State how many lines of the entries below hold the word "Temperatuur"; reply with nothing but the number.

***** DATA

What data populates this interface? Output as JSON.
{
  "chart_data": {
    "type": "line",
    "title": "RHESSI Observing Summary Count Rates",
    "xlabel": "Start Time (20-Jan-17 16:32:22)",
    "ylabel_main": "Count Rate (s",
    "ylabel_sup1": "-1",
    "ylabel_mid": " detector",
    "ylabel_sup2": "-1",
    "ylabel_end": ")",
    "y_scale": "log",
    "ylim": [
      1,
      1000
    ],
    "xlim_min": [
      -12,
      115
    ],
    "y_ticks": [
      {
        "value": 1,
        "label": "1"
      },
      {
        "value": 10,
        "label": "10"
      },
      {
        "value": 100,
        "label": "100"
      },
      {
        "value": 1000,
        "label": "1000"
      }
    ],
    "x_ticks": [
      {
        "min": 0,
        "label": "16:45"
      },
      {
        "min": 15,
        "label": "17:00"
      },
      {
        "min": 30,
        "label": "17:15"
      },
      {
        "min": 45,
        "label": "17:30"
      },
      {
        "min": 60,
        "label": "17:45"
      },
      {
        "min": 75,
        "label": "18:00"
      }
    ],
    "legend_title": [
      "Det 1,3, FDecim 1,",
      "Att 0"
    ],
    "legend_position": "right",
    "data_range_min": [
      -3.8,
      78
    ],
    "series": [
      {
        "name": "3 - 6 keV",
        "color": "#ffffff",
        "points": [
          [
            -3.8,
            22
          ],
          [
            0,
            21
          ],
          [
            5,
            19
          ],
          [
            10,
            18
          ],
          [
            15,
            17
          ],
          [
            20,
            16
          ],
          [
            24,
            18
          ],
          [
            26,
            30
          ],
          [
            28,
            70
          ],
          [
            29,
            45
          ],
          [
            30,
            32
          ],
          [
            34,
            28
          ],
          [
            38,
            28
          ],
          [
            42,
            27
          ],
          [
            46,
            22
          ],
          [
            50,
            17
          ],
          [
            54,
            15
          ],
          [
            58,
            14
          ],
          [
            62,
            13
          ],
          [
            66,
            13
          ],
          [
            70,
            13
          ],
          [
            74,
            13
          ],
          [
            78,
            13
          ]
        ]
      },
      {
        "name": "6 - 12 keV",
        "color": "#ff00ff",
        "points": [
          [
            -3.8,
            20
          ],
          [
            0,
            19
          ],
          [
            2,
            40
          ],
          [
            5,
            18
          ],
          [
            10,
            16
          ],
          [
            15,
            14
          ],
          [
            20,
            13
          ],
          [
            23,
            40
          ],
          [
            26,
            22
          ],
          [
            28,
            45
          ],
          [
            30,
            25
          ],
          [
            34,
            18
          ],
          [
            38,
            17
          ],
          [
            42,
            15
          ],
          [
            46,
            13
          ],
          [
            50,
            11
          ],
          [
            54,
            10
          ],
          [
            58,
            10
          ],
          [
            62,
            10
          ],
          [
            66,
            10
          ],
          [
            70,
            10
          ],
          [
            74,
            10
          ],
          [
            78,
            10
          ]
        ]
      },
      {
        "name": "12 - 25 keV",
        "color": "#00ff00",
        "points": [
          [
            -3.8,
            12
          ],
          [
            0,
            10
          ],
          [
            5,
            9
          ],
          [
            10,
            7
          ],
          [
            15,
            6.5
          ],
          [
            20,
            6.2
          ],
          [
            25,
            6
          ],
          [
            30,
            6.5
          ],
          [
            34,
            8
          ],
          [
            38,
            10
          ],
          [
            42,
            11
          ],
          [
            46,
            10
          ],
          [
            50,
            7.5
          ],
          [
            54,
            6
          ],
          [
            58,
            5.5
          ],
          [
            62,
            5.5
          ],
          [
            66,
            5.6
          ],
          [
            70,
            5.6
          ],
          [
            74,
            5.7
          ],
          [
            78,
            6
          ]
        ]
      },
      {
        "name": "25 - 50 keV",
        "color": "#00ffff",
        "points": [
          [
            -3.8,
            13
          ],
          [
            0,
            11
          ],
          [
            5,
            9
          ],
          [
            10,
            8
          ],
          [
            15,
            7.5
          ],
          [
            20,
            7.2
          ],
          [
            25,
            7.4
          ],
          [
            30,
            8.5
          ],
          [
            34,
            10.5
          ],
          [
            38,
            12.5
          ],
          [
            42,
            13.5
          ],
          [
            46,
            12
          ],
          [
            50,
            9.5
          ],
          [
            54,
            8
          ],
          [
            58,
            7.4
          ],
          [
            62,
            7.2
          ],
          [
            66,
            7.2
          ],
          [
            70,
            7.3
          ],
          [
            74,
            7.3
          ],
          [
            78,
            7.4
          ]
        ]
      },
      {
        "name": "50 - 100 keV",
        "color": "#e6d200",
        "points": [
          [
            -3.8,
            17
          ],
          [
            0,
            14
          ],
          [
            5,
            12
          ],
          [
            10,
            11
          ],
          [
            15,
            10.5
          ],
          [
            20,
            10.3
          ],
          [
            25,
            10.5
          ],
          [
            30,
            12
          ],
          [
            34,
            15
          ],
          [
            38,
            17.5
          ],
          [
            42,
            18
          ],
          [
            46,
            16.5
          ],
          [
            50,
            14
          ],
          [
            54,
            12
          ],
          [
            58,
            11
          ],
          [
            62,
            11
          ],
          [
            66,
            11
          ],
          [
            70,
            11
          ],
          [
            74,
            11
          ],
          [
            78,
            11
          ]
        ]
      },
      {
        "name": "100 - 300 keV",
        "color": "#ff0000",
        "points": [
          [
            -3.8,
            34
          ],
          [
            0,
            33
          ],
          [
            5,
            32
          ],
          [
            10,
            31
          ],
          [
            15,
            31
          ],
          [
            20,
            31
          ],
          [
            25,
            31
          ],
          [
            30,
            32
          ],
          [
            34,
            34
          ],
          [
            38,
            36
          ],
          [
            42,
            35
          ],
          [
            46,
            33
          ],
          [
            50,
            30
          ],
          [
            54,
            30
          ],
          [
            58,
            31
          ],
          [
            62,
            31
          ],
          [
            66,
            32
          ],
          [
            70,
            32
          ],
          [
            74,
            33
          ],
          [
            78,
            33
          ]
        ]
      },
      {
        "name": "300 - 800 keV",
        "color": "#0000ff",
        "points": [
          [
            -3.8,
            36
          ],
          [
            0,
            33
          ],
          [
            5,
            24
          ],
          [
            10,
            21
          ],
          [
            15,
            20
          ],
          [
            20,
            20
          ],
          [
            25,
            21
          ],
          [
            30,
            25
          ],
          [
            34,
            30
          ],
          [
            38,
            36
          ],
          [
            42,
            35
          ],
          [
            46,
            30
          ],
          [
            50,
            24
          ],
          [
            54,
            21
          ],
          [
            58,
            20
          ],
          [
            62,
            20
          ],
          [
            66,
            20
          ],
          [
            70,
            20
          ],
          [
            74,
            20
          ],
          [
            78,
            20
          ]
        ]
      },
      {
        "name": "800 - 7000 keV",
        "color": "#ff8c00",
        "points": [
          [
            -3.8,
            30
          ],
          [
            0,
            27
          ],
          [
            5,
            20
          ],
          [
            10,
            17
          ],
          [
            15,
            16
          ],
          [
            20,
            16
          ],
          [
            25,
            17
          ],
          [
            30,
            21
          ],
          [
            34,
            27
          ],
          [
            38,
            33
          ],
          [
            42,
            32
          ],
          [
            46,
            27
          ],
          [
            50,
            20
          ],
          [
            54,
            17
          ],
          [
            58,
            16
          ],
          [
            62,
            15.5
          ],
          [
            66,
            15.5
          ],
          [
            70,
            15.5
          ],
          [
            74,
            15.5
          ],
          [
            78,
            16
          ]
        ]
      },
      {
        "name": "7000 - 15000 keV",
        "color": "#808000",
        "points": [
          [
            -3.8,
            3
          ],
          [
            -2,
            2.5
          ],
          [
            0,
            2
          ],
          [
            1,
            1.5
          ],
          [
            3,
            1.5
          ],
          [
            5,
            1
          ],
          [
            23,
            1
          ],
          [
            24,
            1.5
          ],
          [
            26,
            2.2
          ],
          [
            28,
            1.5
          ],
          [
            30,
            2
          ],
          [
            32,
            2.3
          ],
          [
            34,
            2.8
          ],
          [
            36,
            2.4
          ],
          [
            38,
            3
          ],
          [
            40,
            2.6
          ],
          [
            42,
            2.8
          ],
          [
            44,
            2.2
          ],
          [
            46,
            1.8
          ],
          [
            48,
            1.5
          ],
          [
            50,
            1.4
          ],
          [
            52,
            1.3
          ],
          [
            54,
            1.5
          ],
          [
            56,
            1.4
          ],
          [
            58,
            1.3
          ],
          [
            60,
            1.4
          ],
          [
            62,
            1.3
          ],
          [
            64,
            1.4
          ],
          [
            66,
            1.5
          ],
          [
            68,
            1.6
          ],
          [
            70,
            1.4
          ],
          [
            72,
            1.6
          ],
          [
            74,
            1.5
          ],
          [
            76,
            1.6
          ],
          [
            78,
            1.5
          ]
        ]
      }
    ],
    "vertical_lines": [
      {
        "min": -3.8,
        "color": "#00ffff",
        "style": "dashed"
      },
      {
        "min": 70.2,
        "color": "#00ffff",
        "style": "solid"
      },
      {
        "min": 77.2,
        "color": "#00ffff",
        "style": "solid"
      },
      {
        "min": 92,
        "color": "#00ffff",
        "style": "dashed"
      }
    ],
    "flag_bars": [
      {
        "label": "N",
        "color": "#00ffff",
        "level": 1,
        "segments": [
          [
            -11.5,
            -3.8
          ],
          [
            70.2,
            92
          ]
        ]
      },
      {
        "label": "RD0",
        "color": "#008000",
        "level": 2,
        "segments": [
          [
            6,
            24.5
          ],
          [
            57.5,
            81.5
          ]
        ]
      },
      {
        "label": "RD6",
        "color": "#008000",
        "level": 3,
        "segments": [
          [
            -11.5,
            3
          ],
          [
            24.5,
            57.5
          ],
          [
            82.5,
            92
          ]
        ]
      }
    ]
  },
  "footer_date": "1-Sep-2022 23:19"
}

**********
***** DATA

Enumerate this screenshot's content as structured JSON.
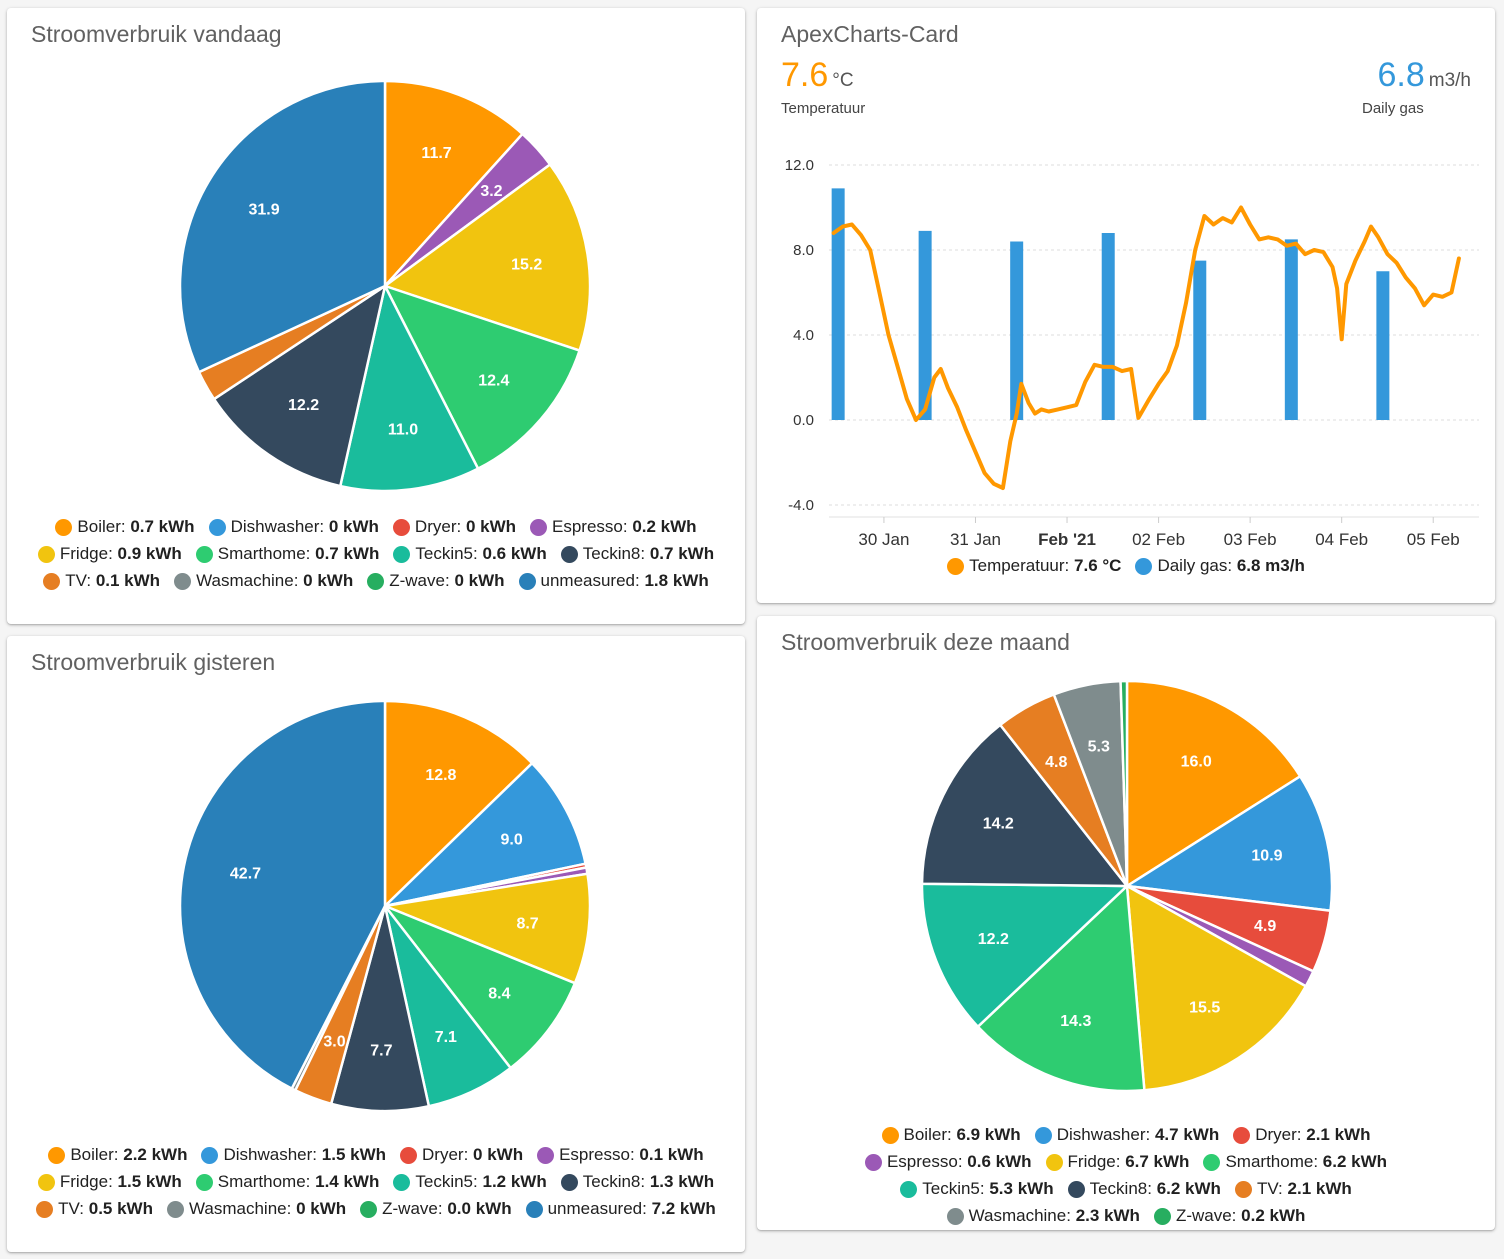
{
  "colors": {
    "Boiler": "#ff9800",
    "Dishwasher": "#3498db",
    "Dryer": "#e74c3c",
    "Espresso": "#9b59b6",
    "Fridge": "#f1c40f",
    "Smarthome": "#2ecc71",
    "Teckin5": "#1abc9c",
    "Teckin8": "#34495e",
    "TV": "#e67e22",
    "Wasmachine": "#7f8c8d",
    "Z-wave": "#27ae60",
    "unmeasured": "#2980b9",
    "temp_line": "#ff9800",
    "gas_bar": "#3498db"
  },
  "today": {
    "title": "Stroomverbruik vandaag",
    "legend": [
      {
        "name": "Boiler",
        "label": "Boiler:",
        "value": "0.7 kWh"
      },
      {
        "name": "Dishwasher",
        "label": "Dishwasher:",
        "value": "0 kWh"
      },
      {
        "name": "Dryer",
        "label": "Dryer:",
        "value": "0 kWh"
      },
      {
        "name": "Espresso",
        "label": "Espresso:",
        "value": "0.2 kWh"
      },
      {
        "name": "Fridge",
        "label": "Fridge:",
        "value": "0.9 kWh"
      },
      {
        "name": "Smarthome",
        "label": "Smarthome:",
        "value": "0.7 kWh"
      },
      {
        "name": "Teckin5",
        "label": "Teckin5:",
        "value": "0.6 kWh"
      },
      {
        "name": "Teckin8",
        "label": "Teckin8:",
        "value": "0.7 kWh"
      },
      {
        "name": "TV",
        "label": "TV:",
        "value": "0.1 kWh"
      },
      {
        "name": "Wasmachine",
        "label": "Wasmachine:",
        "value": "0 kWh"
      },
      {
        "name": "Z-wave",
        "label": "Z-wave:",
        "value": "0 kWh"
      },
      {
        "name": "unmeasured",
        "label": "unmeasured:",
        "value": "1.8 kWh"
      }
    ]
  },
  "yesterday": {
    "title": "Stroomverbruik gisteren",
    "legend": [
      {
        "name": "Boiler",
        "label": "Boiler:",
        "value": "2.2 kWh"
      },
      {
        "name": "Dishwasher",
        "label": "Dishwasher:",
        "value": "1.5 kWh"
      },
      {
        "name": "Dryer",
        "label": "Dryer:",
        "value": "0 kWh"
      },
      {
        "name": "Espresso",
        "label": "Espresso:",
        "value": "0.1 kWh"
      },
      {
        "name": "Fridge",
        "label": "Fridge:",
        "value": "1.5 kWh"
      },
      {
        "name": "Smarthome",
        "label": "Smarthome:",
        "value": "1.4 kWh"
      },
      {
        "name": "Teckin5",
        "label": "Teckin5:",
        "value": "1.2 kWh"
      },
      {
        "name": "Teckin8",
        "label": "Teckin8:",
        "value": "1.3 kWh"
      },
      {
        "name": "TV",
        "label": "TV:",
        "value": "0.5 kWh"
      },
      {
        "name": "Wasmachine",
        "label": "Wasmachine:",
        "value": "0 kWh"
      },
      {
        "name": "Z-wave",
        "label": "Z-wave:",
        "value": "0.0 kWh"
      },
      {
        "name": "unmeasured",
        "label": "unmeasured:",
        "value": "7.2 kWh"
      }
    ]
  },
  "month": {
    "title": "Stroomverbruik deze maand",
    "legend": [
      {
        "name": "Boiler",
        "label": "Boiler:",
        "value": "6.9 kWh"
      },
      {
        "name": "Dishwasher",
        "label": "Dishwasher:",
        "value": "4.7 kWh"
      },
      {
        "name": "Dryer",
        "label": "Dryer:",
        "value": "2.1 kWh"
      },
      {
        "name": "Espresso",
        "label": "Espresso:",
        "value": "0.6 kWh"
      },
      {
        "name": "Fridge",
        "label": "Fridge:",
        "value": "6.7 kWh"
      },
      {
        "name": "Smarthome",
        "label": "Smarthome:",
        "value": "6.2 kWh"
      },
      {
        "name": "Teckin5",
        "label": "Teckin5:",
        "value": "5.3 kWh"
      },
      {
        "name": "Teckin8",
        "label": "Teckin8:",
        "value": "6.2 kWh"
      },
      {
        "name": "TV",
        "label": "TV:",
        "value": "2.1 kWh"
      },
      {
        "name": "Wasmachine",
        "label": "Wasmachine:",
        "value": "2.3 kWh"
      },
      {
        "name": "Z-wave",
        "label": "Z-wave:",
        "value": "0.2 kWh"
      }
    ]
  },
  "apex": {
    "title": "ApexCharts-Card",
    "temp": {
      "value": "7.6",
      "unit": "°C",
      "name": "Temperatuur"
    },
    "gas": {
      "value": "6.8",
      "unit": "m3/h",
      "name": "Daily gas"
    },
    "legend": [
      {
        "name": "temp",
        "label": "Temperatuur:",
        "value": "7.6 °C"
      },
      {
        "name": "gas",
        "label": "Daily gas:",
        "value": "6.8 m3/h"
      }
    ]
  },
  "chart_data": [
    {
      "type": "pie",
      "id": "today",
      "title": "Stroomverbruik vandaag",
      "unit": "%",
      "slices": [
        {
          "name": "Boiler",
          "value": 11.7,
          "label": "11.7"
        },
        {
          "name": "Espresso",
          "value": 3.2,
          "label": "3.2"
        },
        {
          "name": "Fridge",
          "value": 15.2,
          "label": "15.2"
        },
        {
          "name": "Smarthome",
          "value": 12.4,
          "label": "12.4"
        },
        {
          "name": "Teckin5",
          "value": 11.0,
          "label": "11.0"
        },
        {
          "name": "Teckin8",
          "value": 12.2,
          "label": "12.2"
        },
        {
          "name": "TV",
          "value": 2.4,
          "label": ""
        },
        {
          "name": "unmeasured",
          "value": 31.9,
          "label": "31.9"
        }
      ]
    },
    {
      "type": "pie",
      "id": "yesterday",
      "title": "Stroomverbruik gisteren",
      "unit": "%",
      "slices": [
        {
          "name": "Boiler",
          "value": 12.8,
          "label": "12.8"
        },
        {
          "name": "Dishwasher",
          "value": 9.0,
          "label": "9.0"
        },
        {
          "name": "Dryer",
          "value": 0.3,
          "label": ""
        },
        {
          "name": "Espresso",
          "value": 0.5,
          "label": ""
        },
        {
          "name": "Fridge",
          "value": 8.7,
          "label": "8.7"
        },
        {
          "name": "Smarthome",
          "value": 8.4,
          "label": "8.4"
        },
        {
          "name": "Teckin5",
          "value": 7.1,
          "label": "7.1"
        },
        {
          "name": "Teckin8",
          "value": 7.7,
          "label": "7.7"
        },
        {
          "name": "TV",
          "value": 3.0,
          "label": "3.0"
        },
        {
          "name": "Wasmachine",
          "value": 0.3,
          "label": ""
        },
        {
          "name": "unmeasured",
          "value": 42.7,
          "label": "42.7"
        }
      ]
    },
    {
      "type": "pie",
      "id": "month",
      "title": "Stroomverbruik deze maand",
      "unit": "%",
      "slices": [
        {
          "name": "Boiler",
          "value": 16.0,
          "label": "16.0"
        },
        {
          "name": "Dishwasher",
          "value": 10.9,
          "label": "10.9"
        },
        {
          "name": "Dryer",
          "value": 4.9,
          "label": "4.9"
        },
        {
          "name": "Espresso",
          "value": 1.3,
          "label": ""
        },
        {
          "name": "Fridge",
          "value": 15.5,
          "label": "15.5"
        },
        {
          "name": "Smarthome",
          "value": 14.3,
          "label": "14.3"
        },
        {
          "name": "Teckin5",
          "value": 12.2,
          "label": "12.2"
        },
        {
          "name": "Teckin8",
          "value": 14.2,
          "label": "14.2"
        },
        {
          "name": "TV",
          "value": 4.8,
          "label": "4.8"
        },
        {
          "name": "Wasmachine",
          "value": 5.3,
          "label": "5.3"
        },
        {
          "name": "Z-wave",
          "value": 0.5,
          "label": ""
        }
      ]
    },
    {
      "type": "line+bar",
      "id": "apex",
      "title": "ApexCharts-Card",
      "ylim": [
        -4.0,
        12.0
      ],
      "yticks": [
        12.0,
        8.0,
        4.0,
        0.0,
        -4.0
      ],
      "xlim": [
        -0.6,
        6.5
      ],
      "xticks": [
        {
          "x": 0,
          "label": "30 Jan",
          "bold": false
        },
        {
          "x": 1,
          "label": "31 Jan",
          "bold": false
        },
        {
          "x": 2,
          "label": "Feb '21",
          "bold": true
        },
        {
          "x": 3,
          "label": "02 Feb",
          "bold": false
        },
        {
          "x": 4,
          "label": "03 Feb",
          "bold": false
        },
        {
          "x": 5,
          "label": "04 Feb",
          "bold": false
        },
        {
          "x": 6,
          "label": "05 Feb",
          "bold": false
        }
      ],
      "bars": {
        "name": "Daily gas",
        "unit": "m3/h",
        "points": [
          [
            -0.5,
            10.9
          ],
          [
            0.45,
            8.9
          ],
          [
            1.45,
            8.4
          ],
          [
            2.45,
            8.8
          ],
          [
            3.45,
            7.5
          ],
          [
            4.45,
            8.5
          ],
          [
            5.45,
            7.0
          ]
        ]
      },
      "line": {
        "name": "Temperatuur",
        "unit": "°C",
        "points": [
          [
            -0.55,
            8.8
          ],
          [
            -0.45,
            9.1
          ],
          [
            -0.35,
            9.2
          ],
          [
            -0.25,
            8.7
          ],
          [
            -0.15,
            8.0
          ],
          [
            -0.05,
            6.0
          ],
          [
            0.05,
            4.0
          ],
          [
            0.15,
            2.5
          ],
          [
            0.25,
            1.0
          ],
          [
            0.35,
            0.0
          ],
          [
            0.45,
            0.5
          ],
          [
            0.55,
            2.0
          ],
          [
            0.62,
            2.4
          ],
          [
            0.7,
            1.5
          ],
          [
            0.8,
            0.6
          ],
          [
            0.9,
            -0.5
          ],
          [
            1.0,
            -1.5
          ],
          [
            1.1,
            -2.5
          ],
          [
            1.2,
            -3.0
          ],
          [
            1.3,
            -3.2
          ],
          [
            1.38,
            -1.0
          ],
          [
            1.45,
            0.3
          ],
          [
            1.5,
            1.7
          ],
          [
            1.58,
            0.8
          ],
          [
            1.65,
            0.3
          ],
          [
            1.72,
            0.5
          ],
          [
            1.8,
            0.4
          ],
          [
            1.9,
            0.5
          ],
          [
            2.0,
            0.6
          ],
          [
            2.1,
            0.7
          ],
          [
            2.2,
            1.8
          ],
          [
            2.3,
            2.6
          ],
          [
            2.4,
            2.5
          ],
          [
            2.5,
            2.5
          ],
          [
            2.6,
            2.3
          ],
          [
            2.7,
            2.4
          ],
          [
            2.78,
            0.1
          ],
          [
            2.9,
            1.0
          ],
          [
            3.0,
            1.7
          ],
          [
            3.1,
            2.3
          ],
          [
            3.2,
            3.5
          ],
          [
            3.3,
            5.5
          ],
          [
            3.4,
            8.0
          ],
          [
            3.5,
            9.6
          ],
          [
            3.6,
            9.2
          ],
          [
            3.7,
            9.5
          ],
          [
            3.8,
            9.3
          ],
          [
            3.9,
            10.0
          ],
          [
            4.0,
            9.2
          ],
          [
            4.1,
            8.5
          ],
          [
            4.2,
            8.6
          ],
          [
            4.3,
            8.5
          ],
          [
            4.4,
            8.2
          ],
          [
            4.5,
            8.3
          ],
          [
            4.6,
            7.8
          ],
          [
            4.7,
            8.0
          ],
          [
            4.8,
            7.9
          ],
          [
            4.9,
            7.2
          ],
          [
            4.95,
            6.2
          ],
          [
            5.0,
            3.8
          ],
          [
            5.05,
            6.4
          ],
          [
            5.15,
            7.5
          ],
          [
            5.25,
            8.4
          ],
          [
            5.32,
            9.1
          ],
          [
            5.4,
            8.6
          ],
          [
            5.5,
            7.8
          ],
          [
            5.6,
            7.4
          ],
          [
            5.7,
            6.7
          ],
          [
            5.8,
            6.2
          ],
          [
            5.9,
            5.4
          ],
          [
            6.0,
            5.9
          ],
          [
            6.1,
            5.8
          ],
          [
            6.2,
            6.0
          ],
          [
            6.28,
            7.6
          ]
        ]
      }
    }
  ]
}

**********

## TASK ANSWER
3